Dataset records:
---
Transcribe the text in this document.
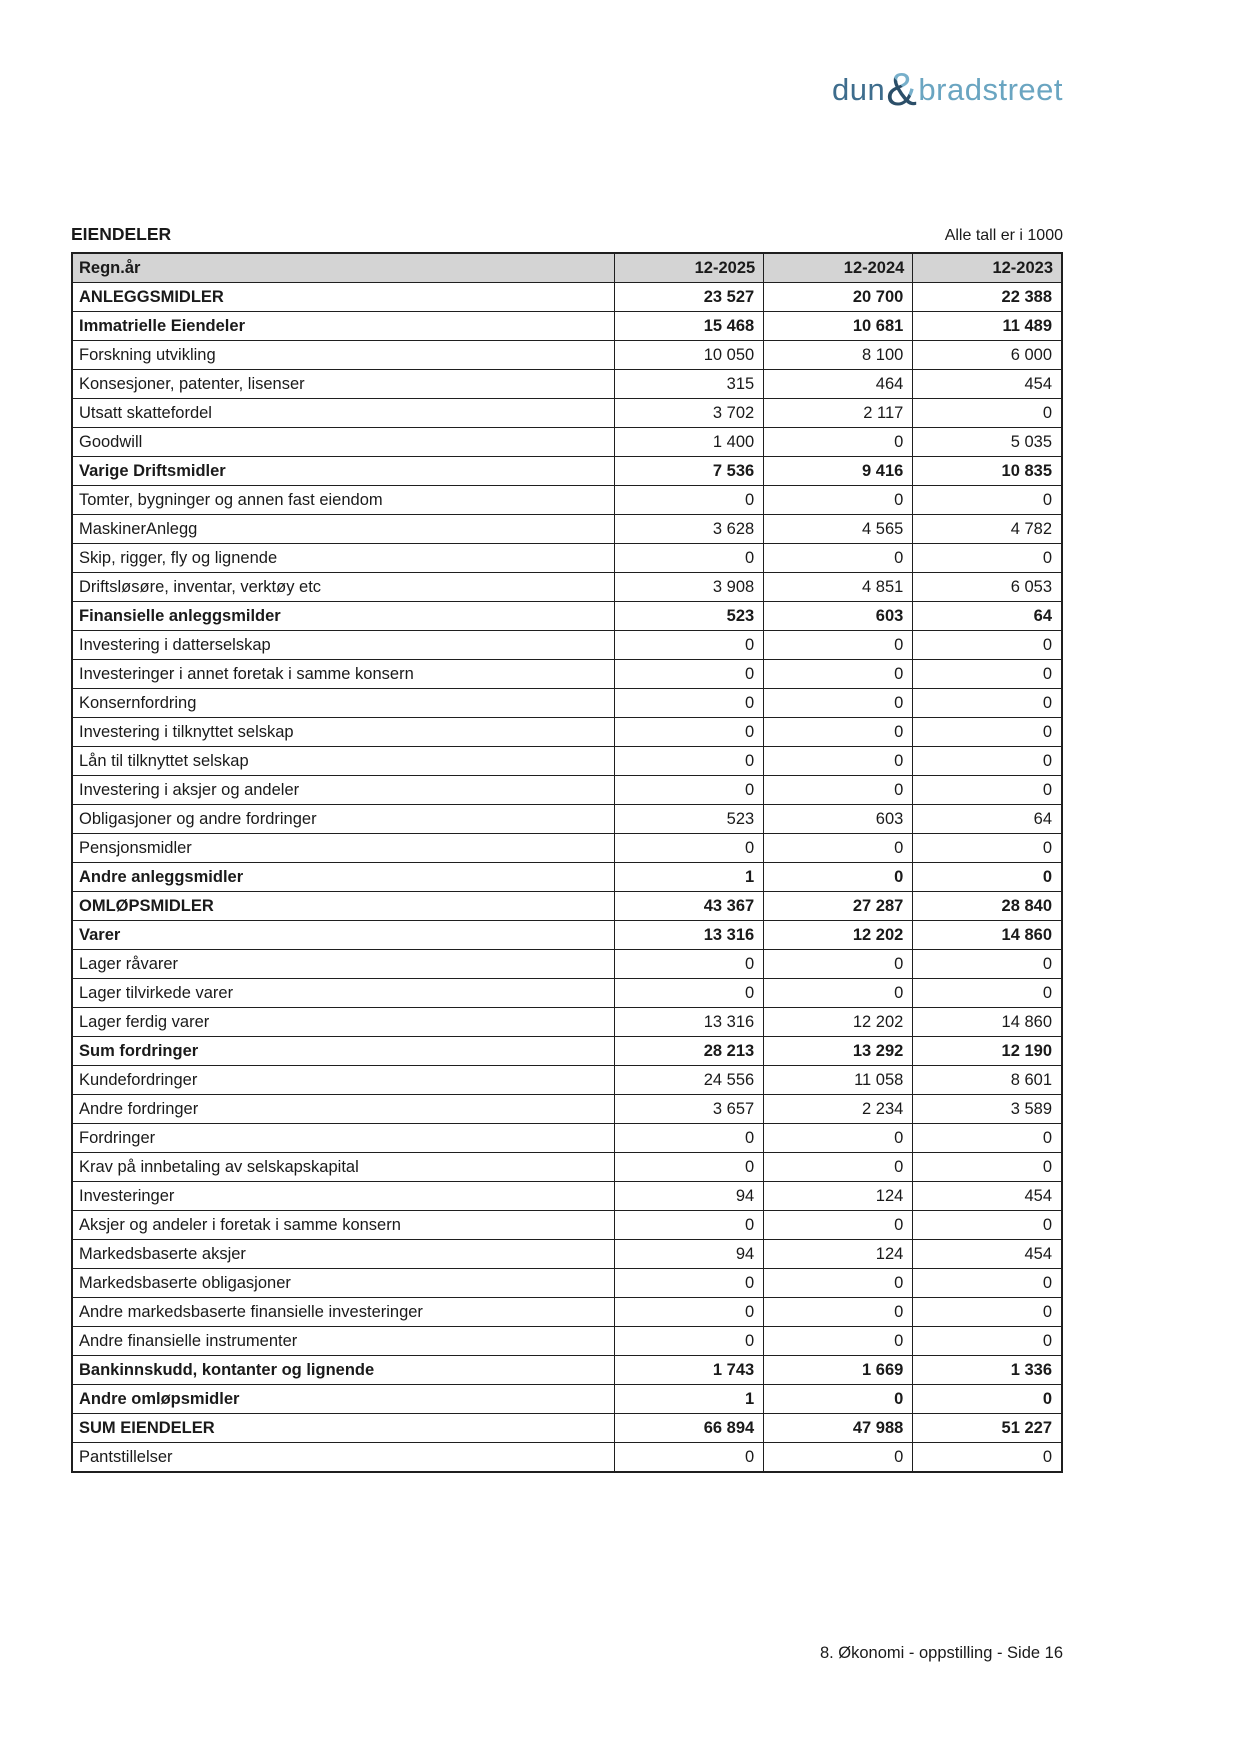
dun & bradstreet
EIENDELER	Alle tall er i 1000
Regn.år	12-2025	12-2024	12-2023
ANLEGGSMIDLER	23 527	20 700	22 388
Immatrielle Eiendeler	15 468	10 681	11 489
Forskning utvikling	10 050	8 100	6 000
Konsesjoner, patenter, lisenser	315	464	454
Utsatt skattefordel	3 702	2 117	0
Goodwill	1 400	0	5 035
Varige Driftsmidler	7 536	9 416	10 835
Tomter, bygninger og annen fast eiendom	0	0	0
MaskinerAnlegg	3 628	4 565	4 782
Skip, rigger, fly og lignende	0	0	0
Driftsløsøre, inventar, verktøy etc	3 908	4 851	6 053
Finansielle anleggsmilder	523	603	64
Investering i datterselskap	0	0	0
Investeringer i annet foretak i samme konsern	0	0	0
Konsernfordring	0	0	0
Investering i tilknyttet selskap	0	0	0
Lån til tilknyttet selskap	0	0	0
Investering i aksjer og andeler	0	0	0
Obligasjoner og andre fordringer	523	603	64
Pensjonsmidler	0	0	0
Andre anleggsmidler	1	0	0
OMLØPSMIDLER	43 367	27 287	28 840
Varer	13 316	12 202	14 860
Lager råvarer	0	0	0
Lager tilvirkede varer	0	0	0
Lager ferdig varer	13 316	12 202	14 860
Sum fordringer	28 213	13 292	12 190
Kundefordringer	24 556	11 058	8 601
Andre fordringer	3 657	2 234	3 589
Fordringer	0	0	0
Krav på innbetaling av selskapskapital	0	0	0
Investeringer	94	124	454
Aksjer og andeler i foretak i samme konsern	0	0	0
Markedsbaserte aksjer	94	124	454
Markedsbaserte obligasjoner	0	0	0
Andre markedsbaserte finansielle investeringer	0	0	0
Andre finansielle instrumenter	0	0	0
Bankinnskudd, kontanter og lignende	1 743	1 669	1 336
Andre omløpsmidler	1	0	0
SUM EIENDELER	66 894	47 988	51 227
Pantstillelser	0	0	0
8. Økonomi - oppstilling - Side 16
---
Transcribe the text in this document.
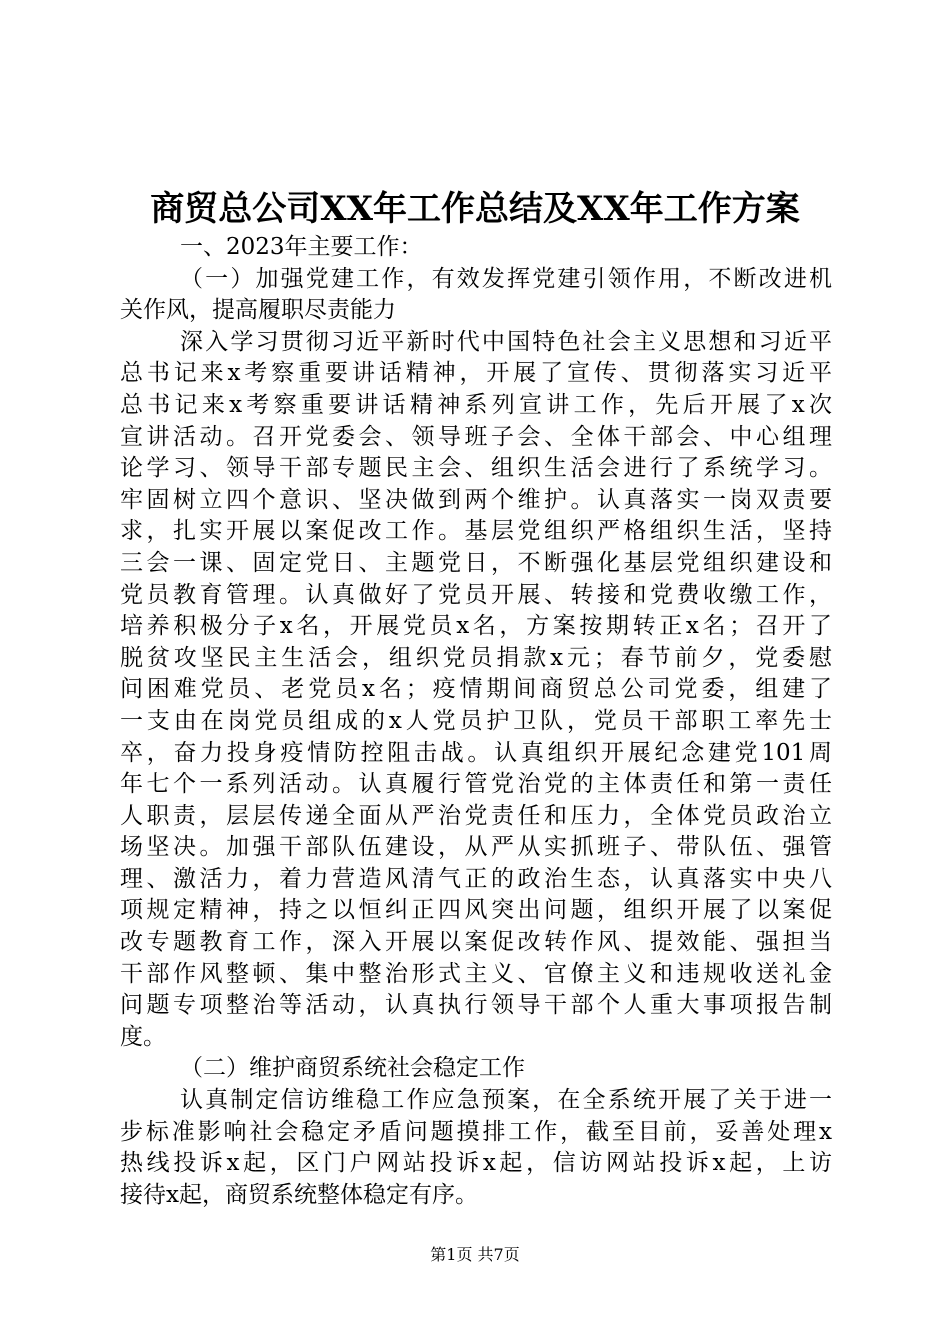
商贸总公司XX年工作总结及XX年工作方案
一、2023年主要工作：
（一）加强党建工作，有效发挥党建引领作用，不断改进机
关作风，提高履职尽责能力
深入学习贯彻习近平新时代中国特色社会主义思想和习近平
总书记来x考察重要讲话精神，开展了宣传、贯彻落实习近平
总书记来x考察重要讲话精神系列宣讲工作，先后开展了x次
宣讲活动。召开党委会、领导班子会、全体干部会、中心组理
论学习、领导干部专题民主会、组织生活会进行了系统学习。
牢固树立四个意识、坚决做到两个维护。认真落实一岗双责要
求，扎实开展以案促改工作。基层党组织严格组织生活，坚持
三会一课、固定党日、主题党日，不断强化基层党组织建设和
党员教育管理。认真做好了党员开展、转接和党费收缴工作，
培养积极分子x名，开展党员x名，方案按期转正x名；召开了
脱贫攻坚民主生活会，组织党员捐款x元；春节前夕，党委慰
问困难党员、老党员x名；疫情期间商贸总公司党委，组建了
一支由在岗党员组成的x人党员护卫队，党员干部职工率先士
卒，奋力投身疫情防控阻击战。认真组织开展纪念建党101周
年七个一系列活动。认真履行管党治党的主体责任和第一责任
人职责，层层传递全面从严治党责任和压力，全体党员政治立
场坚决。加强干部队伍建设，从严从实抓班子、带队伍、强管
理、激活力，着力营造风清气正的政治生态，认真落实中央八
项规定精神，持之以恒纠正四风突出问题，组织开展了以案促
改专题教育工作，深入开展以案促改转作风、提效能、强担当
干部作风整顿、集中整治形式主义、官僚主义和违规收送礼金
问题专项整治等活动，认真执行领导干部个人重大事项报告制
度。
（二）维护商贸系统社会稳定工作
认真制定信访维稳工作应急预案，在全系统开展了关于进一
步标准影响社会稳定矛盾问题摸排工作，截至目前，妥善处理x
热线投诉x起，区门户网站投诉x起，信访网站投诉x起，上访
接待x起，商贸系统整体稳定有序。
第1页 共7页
---
**Exercise prompt**: Scan the material above. Copy each line that holds the word "tilknyttet".

**Worked answer**:
Investering i tilknyttet selskap	0	0	0
Lån til tilknyttet selskap	0	0	0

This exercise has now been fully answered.